EXCERPT —
────
I remember...numerous afternoons spent singing, dancing and hooraying to encourage the school's football team...

A sharks grotto ?

Managed by Mrs. Carmen Ingraham, this Middle School (lower secondary, from 6th through 8th grade) has the reputation to be so, as well as many Middle Schools in Louisiana.

To the difference of Boothville-Venice (before 1993), this school always marked an interest to have two French teachers, a luxury if we consider the small number of students and their very apparent lack of interest for Molière's and Zidane's (sic) tongue.

I taught there with Bella (Belgian) in 93-94, with Sophie (Belgian) in 94-95, and with Daniel (From Quebec) in 95-96 and 96-97 (two classes each).



First days

In August 1993, after a good greeting, I'm trusted into this mission :

1. Recruit two groups of voluntary students, for two classes each afternoon, and change groups every two month (!)

 2. Keep these students during the whole class time into the "classroom", which is the science lab, and try not to let or make the lab explode.

So I had the volunteers invited, though the speakers that are in all classes and often interrupt lessons for various announcements, and found myself in the lab with about 100 exuberant teens...

I selected a first group of them for each level, and mentally prepared myself for a though year.



Before going in, I emptied my mind.  I found myself back at the exit, on the parking : it was my way of preserving myself  from a nervous breakdown.

1993-1994 : Pierre in hell

I probably cursed (yes, sorry...) that school 100 times this year, and particularly during the first semester.  I keep memories of stinking bombs, loads of punishments, many useless lessons, crying colleagues...

 But also of some promising students, at their level...  And of my reaction : it doesn't work ?  Let's work more.  Completely crazy.

A memorable experience, but a very though and exhausting year.  Shall I stay this year ?  Shall I continue next year ?



It will have to work, or to break (me)...

August 1994 : many colleagues left, but I stayed.  This time, I have the advantage of knowing what I'll get if I come in here like I did last year, and I have no intention of being a pigeon again.


  First, Mrs. Ingraham gives me much better work conditions : a real classroom, and the possibility of keeping the students who wish it all year long.  Then, I discuss a new discipline and work plan with her and my American colleagues.  Finally, I approach the candidates to my classes in a very different manner...

Shortly said, it was something like : "You are in my French class.  If you came here with the intention of playing and chatting with your friends, you'll have more trouble than you ever had, so you better get out right away and choose another class ; no grudge.  However, if you came here to learn French, in a fun way as far as possible, I welcome you in my class.  And it's at this point, at each selection during the next three years, than 60% of the students would leave...
────
SUPPLIED INFORMATION —
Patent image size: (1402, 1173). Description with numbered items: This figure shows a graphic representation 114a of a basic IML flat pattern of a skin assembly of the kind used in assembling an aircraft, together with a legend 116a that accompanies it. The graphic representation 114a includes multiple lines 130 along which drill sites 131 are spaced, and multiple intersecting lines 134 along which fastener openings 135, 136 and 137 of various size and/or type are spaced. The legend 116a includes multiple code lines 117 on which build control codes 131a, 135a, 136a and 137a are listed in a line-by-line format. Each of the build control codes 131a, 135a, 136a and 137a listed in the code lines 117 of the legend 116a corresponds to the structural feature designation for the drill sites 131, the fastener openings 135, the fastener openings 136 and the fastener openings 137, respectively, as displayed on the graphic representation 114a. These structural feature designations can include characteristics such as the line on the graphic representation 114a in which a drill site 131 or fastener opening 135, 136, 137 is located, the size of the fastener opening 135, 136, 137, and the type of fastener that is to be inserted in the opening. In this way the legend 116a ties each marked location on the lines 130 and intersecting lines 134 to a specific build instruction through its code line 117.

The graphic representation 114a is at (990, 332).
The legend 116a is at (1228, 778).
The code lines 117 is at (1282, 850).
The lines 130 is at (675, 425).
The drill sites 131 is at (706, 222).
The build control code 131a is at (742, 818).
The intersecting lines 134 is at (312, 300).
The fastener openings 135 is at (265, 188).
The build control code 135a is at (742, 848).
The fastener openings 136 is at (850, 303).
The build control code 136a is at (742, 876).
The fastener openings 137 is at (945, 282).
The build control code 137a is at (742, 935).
────
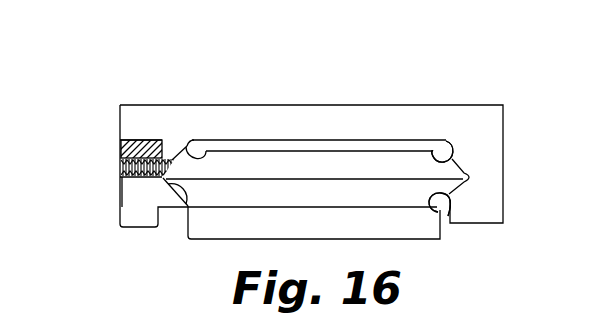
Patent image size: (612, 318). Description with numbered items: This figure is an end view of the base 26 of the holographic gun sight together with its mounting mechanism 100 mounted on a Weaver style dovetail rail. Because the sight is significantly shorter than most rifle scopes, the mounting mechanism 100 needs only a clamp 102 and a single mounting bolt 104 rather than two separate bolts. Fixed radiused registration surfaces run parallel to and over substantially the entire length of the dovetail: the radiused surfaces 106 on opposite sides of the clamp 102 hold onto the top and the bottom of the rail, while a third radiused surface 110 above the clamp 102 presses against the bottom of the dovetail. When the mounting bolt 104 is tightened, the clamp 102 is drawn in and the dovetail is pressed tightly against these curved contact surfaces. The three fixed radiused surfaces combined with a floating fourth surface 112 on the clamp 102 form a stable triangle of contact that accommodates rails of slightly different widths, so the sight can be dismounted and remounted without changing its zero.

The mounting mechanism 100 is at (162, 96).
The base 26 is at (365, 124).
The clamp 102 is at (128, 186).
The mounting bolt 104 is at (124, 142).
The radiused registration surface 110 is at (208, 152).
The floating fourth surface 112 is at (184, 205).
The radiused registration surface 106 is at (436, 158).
────
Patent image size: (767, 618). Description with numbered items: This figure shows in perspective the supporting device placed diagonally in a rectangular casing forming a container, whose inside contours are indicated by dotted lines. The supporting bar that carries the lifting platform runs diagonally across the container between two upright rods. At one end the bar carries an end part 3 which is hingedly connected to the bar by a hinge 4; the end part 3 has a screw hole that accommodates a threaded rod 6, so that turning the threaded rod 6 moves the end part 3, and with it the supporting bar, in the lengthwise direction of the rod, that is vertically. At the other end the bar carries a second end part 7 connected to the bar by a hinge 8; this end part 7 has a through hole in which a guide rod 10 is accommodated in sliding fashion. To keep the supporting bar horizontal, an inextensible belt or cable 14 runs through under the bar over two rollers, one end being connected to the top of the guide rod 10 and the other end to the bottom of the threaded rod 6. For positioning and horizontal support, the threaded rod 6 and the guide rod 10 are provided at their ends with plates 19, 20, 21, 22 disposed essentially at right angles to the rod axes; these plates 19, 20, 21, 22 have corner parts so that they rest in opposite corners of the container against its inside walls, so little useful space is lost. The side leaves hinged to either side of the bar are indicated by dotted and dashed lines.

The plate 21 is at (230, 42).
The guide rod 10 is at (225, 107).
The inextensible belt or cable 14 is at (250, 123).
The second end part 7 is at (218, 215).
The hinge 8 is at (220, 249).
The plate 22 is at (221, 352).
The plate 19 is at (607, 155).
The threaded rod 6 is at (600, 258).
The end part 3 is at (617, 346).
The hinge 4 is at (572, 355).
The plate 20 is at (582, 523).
────
TASKS —
1) In the teaching memoir, who managed the middle school?
2) Using the teaching memoir, explain why having two French teachers at the school counted as a luxury.
3) Carry the teaching memoir on from its last sentence.

THE RESPONSES —
1) Mrs. Carmen Ingraham.

2) Having two French teachers was a luxury because the school had only a small number of students, and those students showed a very apparent lack of interest in the French language.

3)
Be reassured : it was not their usual way to greet me when entering my class ;o)


Among the others, I selected my students following my impressions and their homeroom teachers recommendations.  Quite often I took "risks" with students having a bad reputation, and that's how I got some of my best students.



1994-1997 :

Three exciting years

Still tough years, since a "Middle School" stays a "Middle School", and this one is in a rural area that does not offer many distractions besides fishing, hunting, video games, the phone and four-wheelers.

But exciting, surprising, motivating...  Again, the feeling that a treasure is hidden behind those American teens masks, that a little teaching tactic can reveal.

Then I also saw my American colleagues, whom I really misjudged the first year, under a different light : I had not understood that a "Middle School" (and this one in particular) is another world, and that I had learn again to teach, in order to survive and to be really useful.




Vietnam, already...

Buras is one of those places in the US where a Vietnamese community lives.  My first contact with them was through Hung (photo), whom I was asked to take in my French Class when he arrived, not speaking English (nor French of course).  The idea seemed strange, but I had many other worries and I accepted.  So here's Hung in my class, following me around with a pocket recorder...

Hung became one of my best students, and was rapidly followed by other Vietnamese students of the school.  We realized that for them, my French class was very motivating : gifted for languages, they could do better here than most American students, while they had difficulties in the other subjects, taught in English !

At the end of the school year, Hung absolutely wanted a picture of his French teacher to show to his family in Hanoi.



What else can be said ?

In 1993, I would have told you "Buras Middle School is the worst school I know".  Ah, human subjectivity...  Appearances...

These four years taught me a lot as a teacher, as an educator, and as a human being.  I'm not saying that I would like to revive this experience, since it was very tough after all, but I do not have any regrets.

Well, actually I have only one : not being in contact with any of my ex-colleagues and students, to the contrary of Boothville-Venice.  But fortunately I keep the memories and the experience...  A treasure...

One last little memory ?  Every day I had frogs in my classroom (the ground was marshy)...  That also was a sign for Vietnam*...


* "Une Petite Grenouille" ("A Little Frog") is the manual used in Vietnam in the bilingual classes.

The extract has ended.